* _Supplied entries_
==================================================
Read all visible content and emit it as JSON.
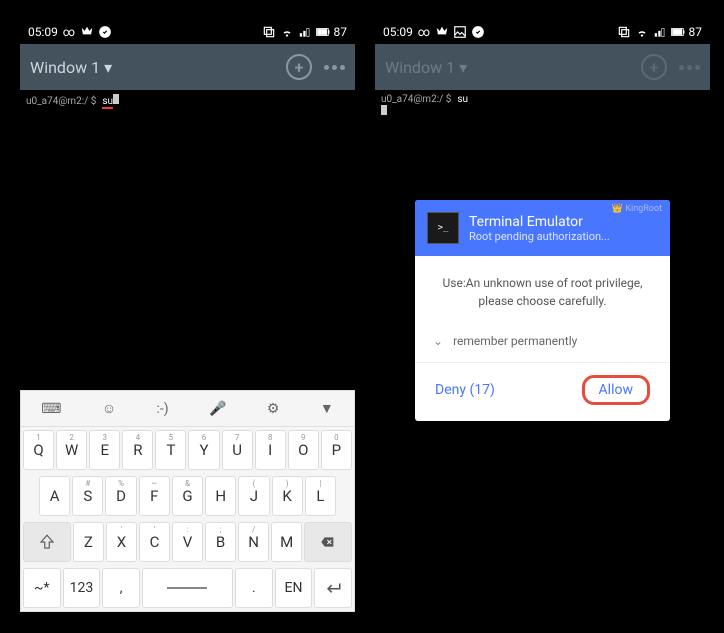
{
  "status": {
    "time": "05:09",
    "battery": "87",
    "icons_left": [
      "infinity",
      "crown",
      "check"
    ],
    "icons_right": [
      "copy",
      "wifi",
      "signal",
      "battery"
    ]
  },
  "window": {
    "title": "Window 1"
  },
  "terminal": {
    "prompt": "u0_a74@m2:/ $",
    "cmd": "su"
  },
  "status2": {
    "time": "05:09",
    "battery": "87"
  },
  "window2": {
    "title": "Window 1"
  },
  "terminal2": {
    "prompt": "u0_a74@m2:/ $",
    "cmd": "su"
  },
  "dialog": {
    "brand": "KingRoot",
    "title": "Terminal Emulator",
    "subtitle": "Root pending authorization...",
    "body1": "Use:An unknown use of root privilege,",
    "body2": "please choose carefully.",
    "remember": "remember permanently",
    "deny": "Deny (17)",
    "allow": "Allow"
  },
  "keyboard": {
    "toprow": [
      "⌨",
      "☺",
      ":-)",
      "🎤",
      "⚙",
      "▼"
    ],
    "row1": [
      {
        "m": "Q",
        "s": "1"
      },
      {
        "m": "W",
        "s": "2"
      },
      {
        "m": "E",
        "s": "3"
      },
      {
        "m": "R",
        "s": "4"
      },
      {
        "m": "T",
        "s": "5"
      },
      {
        "m": "Y",
        "s": "6"
      },
      {
        "m": "U",
        "s": "7"
      },
      {
        "m": "I",
        "s": "8"
      },
      {
        "m": "O",
        "s": "9"
      },
      {
        "m": "P",
        "s": "0"
      }
    ],
    "row2": [
      {
        "m": "A",
        "s": ""
      },
      {
        "m": "S",
        "s": "#"
      },
      {
        "m": "D",
        "s": "%"
      },
      {
        "m": "F",
        "s": "~"
      },
      {
        "m": "G",
        "s": "&"
      },
      {
        "m": "H",
        "s": ""
      },
      {
        "m": "J",
        "s": "("
      },
      {
        "m": "K",
        "s": ")"
      },
      {
        "m": "L",
        "s": "|"
      }
    ],
    "row3": [
      {
        "m": "Z",
        "s": ""
      },
      {
        "m": "X",
        "s": "'"
      },
      {
        "m": "C",
        "s": "'"
      },
      {
        "m": "V",
        "s": ":"
      },
      {
        "m": "B",
        "s": ";"
      },
      {
        "m": "N",
        "s": "/"
      },
      {
        "m": "M",
        "s": ""
      }
    ],
    "row4": {
      "sym": "~*",
      "num": "123",
      "comma": ",",
      "dot": ".",
      "lang": "EN"
    }
  }
}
==================================================
* _Problem requirements_
Reproduce every line above as written, skipping pictures.

* _Answer to this problem_
Read all visible content and emit it as JSON.
{
  "status": {
    "time": "05:09",
    "battery": "87",
    "icons_left": [
      "infinity",
      "crown",
      "check"
    ],
    "icons_right": [
      "copy",
      "wifi",
      "signal",
      "battery"
    ]
  },
  "window": {
    "title": "Window 1"
  },
  "terminal": {
    "prompt": "u0_a74@m2:/ $",
    "cmd": "su"
  },
  "status2": {
    "time": "05:09",
    "battery": "87"
  },
  "window2": {
    "title": "Window 1"
  },
  "terminal2": {
    "prompt": "u0_a74@m2:/ $",
    "cmd": "su"
  },
  "dialog": {
    "brand": "KingRoot",
    "title": "Terminal Emulator",
    "subtitle": "Root pending authorization...",
    "body1": "Use:An unknown use of root privilege,",
    "body2": "please choose carefully.",
    "remember": "remember permanently",
    "deny": "Deny (17)",
    "allow": "Allow"
  },
  "keyboard": {
    "toprow": [
      "⌨",
      "☺",
      ":-)",
      "🎤",
      "⚙",
      "▼"
    ],
    "row1": [
      {
        "m": "Q",
        "s": "1"
      },
      {
        "m": "W",
        "s": "2"
      },
      {
        "m": "E",
        "s": "3"
      },
      {
        "m": "R",
        "s": "4"
      },
      {
        "m": "T",
        "s": "5"
      },
      {
        "m": "Y",
        "s": "6"
      },
      {
        "m": "U",
        "s": "7"
      },
      {
        "m": "I",
        "s": "8"
      },
      {
        "m": "O",
        "s": "9"
      },
      {
        "m": "P",
        "s": "0"
      }
    ],
    "row2": [
      {
        "m": "A",
        "s": ""
      },
      {
        "m": "S",
        "s": "#"
      },
      {
        "m": "D",
        "s": "%"
      },
      {
        "m": "F",
        "s": "~"
      },
      {
        "m": "G",
        "s": "&"
      },
      {
        "m": "H",
        "s": ""
      },
      {
        "m": "J",
        "s": "("
      },
      {
        "m": "K",
        "s": ")"
      },
      {
        "m": "L",
        "s": "|"
      }
    ],
    "row3": [
      {
        "m": "Z",
        "s": ""
      },
      {
        "m": "X",
        "s": "'"
      },
      {
        "m": "C",
        "s": "'"
      },
      {
        "m": "V",
        "s": ":"
      },
      {
        "m": "B",
        "s": ";"
      },
      {
        "m": "N",
        "s": "/"
      },
      {
        "m": "M",
        "s": ""
      }
    ],
    "row4": {
      "sym": "~*",
      "num": "123",
      "comma": ",",
      "dot": ".",
      "lang": "EN"
    }
  }
}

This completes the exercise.